### LISTED RECORDS

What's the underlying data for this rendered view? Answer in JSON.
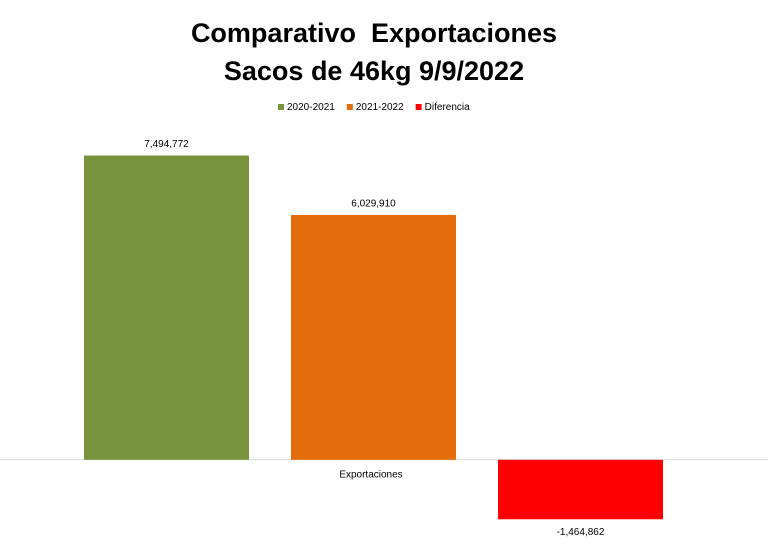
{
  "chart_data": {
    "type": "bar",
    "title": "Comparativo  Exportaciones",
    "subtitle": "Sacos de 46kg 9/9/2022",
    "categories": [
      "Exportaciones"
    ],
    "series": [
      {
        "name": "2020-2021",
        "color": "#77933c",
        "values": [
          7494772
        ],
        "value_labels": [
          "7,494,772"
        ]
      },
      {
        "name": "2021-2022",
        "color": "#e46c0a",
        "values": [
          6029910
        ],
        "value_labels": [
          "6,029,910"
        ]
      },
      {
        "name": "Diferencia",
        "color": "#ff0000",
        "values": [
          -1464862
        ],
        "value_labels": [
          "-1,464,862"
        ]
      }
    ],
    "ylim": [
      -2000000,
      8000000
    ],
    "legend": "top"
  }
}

######
### LISTED RECORDS

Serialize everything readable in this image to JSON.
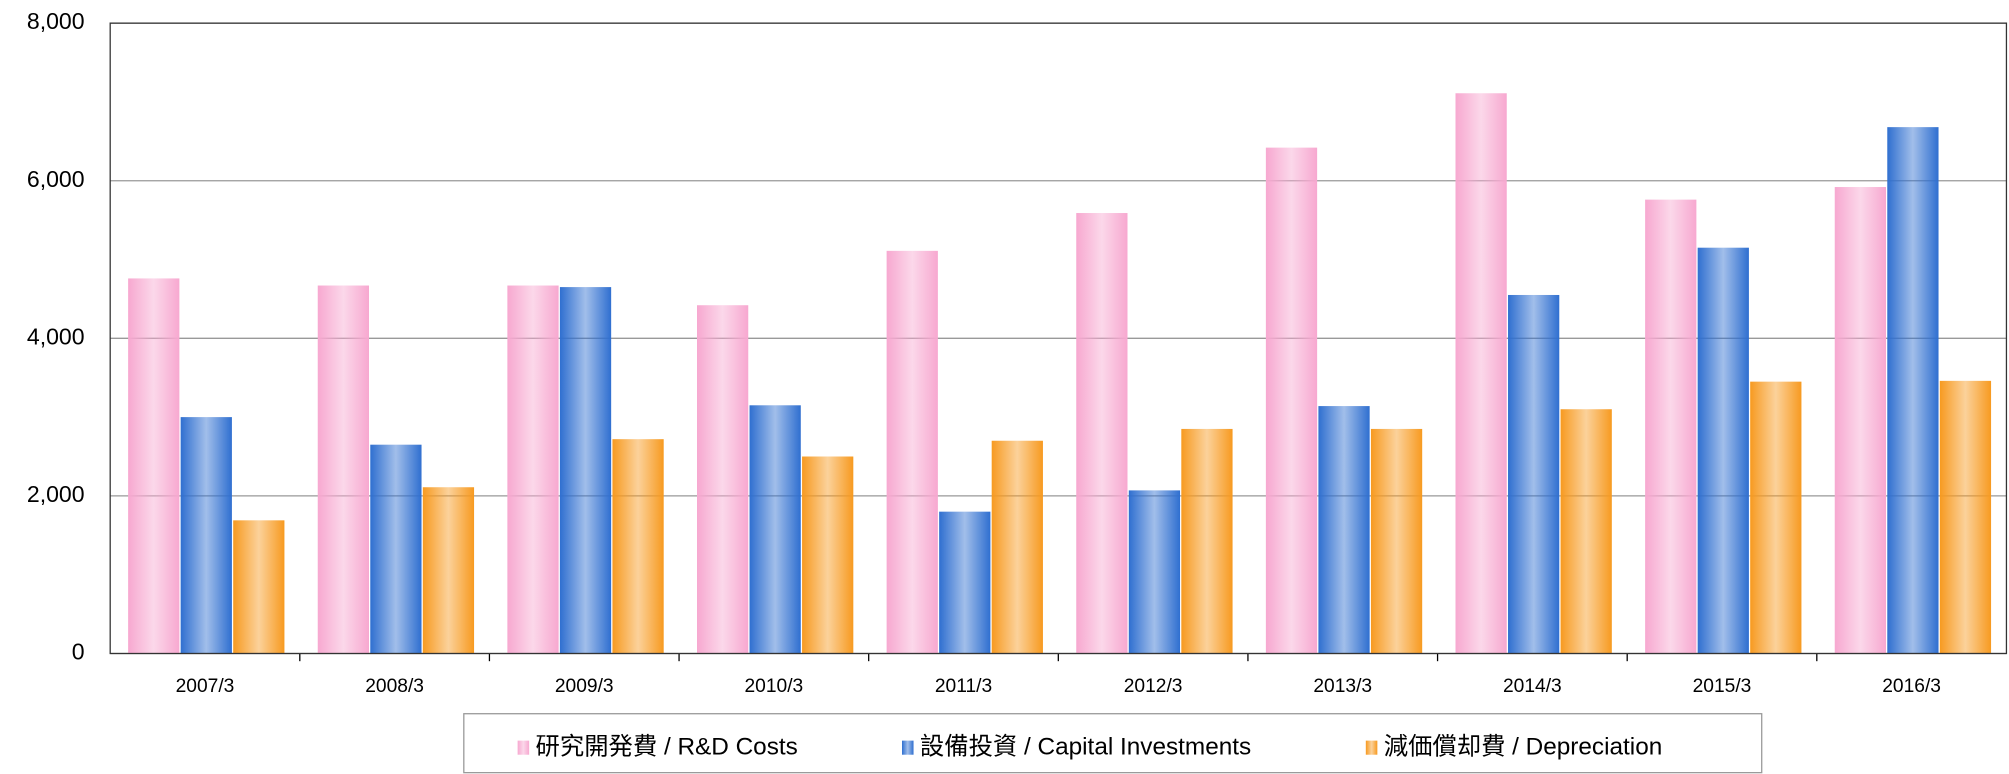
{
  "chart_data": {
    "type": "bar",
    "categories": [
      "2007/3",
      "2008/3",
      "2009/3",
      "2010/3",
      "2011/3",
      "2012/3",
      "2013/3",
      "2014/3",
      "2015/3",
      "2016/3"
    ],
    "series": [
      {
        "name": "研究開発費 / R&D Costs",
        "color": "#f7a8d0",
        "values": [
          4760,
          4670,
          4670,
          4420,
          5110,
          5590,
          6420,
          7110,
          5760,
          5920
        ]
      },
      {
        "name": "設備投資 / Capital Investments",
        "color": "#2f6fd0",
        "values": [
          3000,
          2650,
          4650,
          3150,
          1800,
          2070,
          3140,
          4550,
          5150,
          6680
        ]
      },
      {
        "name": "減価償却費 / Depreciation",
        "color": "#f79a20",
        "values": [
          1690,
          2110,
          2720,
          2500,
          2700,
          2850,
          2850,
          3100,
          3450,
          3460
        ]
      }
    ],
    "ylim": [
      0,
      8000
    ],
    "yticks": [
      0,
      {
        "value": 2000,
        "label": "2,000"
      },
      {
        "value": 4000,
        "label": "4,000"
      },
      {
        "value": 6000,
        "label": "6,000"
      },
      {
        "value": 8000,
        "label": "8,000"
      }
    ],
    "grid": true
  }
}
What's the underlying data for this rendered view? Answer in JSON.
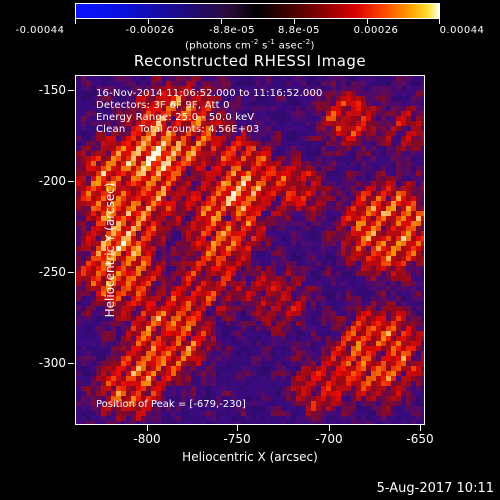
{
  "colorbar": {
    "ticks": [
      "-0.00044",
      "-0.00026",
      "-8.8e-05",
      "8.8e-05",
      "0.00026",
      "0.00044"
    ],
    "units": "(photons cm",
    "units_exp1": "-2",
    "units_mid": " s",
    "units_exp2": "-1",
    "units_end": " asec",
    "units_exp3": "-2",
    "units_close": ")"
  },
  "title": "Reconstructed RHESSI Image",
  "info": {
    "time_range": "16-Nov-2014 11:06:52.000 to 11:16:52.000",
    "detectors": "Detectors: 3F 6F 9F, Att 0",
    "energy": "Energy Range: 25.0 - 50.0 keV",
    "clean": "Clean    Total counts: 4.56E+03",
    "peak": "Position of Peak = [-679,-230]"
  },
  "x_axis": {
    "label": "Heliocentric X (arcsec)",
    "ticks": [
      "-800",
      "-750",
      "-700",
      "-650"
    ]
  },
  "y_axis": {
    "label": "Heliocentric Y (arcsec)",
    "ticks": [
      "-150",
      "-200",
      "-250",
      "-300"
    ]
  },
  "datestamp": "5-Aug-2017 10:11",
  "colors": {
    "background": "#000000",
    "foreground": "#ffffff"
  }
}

######

## AIM OF THE TASK:
Pick out every line holding the string "name" and return it.

## ANSWER TO THIS PROBLEM:
        "name": "2020-2021",
        "name": "2021-2022",
        "name": "Diferencia",
        "name": "研究開発費 / R&D Costs",
        "name": "設備投資 / Capital Investments",
        "name": "減価償却費 / Depreciation",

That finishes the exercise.